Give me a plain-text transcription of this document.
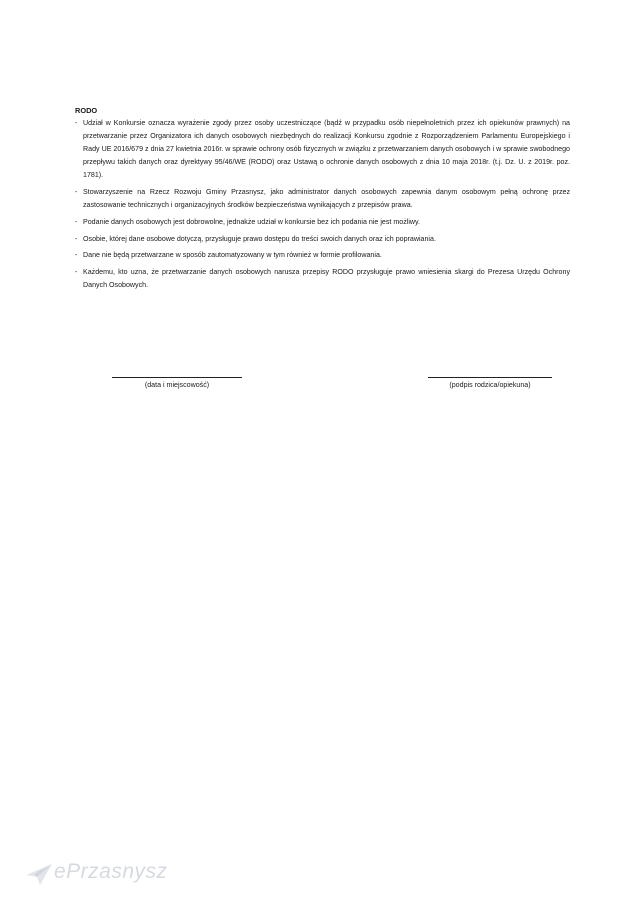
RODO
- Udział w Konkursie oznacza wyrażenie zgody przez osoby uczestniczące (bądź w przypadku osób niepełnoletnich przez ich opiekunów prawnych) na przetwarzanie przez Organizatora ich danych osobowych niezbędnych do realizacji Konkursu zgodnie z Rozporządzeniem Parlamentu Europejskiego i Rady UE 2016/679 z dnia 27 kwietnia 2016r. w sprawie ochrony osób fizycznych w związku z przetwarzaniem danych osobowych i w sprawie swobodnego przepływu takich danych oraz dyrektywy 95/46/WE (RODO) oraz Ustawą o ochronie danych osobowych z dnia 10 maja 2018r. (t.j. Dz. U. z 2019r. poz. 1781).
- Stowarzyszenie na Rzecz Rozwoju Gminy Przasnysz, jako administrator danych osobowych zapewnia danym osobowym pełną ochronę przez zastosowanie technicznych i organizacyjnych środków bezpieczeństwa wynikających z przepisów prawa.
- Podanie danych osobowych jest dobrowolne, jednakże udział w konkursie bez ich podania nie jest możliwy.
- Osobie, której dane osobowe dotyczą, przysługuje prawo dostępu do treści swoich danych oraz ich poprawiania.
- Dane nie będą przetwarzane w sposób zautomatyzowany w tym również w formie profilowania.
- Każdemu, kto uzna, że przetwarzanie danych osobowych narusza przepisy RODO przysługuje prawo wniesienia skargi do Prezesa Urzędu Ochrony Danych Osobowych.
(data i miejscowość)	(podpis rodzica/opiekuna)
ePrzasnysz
--
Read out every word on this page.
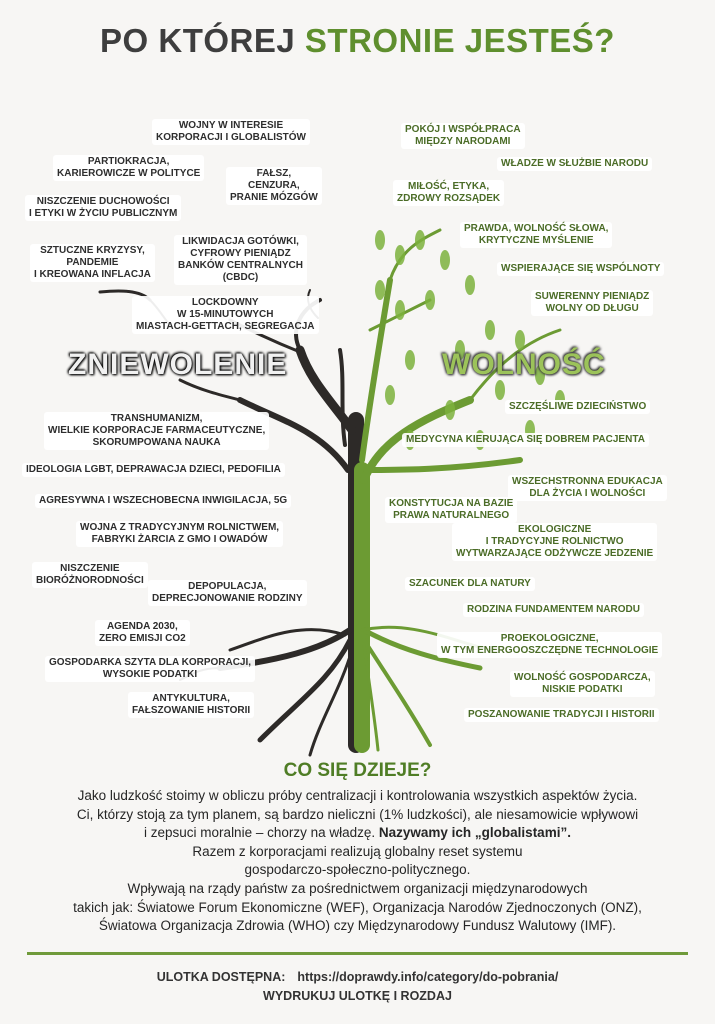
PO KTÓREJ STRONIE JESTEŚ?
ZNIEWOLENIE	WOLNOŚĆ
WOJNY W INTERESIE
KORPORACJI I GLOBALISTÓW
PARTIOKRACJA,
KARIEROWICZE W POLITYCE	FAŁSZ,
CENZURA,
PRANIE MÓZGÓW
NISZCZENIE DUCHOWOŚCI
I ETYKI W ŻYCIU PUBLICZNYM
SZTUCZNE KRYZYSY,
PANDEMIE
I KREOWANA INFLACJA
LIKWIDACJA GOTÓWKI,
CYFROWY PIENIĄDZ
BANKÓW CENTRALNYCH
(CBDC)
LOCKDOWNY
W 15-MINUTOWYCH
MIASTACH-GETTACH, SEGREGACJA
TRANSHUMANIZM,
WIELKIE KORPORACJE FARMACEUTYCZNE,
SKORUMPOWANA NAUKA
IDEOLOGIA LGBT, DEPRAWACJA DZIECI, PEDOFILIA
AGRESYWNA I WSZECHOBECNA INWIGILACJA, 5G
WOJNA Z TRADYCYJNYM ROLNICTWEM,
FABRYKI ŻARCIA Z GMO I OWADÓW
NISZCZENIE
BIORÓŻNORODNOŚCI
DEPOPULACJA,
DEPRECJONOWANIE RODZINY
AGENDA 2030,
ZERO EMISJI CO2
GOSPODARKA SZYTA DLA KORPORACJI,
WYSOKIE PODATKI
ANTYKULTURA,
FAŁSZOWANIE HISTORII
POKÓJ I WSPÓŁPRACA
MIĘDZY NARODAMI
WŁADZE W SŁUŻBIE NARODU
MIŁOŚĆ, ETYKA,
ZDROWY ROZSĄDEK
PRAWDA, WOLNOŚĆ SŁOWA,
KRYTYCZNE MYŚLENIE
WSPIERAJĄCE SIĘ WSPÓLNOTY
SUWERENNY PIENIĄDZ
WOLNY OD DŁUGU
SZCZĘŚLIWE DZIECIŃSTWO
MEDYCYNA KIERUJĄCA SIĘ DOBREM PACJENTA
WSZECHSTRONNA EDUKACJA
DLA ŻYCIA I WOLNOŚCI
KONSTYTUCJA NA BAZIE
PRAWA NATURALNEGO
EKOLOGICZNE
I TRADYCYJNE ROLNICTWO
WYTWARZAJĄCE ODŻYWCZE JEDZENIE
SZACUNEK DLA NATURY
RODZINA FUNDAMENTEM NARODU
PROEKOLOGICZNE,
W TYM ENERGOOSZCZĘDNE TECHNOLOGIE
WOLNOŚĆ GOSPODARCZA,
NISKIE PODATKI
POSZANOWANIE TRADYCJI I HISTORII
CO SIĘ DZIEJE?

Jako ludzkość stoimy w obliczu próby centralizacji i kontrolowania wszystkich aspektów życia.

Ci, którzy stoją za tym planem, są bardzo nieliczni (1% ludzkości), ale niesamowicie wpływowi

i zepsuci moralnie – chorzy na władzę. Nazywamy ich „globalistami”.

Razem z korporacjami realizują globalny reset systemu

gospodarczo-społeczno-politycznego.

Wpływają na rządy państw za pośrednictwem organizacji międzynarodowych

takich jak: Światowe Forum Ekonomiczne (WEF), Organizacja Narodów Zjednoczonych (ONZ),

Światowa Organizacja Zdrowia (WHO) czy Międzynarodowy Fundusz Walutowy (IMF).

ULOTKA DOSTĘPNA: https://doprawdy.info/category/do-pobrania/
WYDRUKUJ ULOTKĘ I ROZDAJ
==
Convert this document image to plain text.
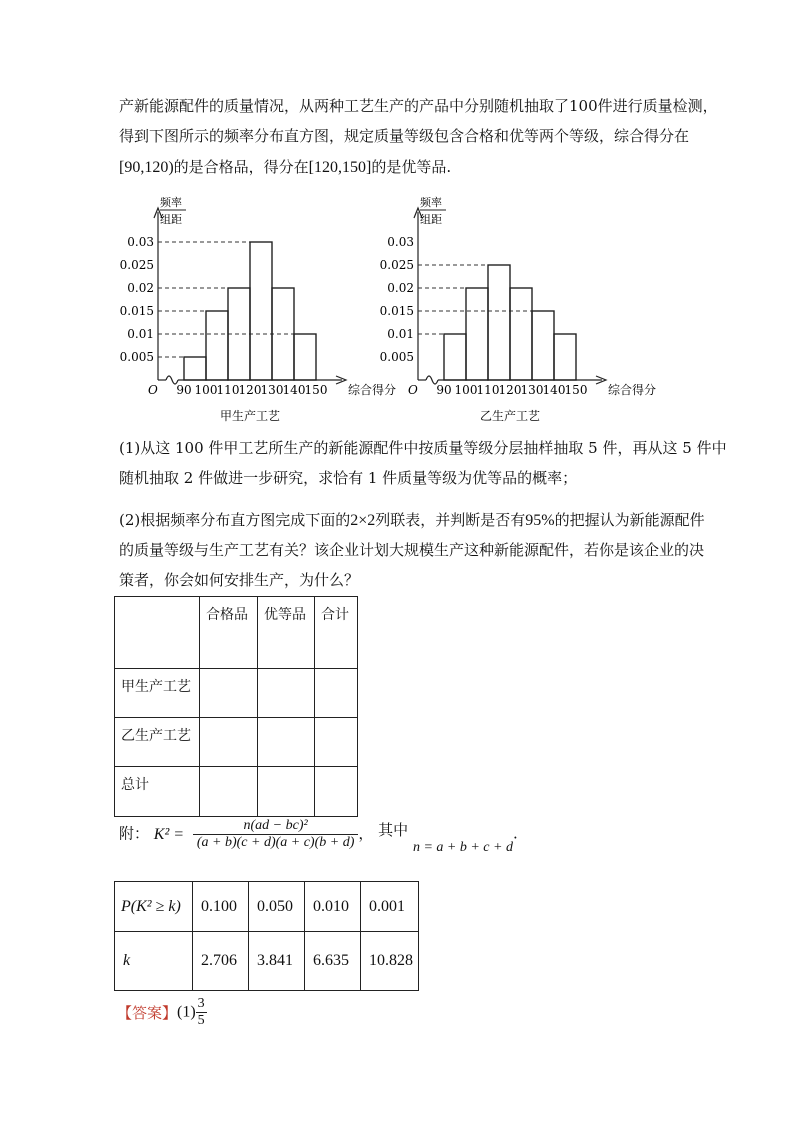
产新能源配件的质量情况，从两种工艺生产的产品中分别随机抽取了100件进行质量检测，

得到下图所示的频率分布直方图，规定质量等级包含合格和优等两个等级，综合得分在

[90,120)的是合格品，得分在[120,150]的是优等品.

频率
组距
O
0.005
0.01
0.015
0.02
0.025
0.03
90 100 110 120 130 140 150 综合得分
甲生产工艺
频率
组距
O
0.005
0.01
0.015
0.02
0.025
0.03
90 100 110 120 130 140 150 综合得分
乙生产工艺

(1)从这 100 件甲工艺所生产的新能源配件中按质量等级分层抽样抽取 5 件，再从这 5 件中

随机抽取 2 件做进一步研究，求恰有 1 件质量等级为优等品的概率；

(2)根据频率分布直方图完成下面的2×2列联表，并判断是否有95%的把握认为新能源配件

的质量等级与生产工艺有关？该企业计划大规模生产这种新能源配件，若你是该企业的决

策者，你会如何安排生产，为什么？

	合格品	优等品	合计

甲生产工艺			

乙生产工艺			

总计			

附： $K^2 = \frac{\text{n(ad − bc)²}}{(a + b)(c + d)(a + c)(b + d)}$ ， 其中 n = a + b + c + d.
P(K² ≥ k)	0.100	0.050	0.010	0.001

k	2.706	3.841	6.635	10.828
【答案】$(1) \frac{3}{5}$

* [WRITTEN INSTRUCTION]
Report the number of lines in the listing above that include the word "przysługuje", and nothing else.

* [EXPECTED OUTPUT]
2